What the task asks: Here are some records; copy every line that holds the word "this".

Data tied to figure images
┏━━

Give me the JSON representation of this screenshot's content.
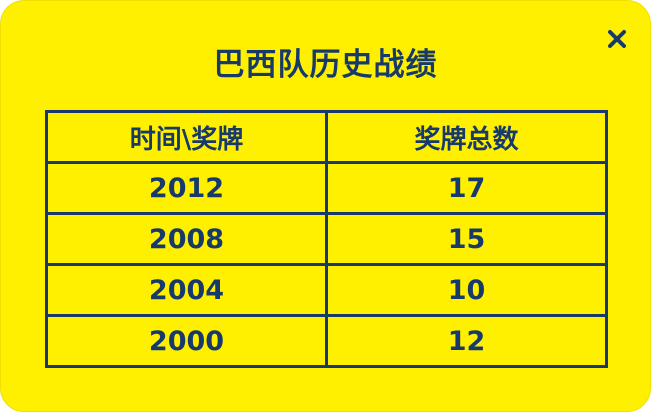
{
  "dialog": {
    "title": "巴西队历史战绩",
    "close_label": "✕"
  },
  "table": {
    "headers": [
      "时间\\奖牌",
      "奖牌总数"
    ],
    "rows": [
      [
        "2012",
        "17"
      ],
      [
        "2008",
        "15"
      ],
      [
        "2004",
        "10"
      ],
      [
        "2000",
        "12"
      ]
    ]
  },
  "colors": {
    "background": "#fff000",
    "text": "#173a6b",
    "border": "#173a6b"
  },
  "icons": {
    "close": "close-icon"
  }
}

┗━━
┏━━

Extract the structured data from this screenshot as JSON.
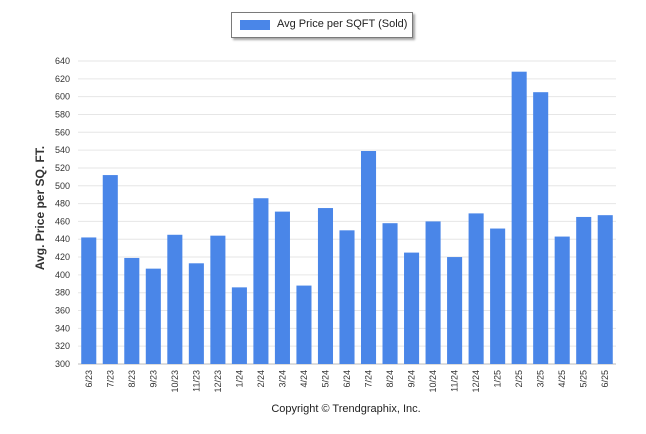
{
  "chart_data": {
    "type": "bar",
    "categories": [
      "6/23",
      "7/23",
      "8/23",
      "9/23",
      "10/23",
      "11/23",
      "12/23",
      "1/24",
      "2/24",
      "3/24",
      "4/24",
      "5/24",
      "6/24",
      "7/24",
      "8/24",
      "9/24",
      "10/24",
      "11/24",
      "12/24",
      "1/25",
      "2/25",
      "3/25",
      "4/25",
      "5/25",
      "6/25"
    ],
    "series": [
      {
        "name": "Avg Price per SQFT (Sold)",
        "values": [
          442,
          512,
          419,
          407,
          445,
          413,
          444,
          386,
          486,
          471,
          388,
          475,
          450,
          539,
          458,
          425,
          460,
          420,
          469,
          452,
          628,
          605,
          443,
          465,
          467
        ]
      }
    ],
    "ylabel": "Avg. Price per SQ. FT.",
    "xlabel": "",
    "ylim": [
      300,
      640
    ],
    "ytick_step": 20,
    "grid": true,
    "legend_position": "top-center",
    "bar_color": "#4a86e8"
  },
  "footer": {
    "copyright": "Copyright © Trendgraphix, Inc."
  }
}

┗━━
┏━━

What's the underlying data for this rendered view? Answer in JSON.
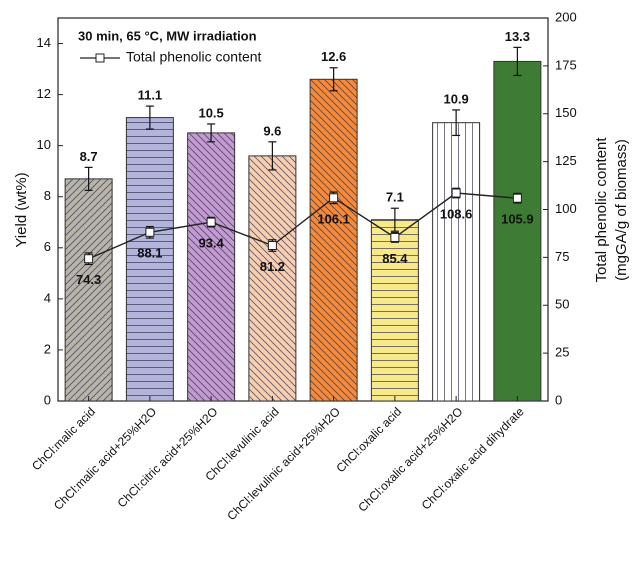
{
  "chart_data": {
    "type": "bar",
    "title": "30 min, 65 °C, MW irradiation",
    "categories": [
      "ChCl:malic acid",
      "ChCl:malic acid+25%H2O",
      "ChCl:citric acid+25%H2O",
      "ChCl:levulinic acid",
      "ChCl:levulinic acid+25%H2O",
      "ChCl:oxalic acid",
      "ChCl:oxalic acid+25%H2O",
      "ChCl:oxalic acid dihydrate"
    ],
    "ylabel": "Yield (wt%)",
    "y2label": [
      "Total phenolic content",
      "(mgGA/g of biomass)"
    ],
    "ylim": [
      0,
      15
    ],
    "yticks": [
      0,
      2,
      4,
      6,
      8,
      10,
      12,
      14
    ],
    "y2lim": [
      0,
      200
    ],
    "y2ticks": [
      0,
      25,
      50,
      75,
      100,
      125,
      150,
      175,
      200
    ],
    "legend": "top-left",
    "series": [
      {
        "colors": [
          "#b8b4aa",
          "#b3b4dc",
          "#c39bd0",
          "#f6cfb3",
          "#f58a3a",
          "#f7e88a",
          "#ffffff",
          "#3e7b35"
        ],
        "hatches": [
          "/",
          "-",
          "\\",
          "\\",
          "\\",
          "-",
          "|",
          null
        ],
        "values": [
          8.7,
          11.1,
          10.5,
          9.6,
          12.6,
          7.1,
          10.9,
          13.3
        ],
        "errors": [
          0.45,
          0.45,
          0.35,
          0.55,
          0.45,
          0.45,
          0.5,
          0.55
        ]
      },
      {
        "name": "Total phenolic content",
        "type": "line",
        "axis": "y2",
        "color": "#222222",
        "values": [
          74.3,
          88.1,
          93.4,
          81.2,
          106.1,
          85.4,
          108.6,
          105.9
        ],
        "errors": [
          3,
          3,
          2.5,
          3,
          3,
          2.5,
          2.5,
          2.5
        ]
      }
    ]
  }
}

┗━━

Answer to the problem:
Give me the JSON representation of this screenshot's content.
Extract the structured data from this screenshot as JSON.
What's the underlying data for this rendered view? Answer in JSON.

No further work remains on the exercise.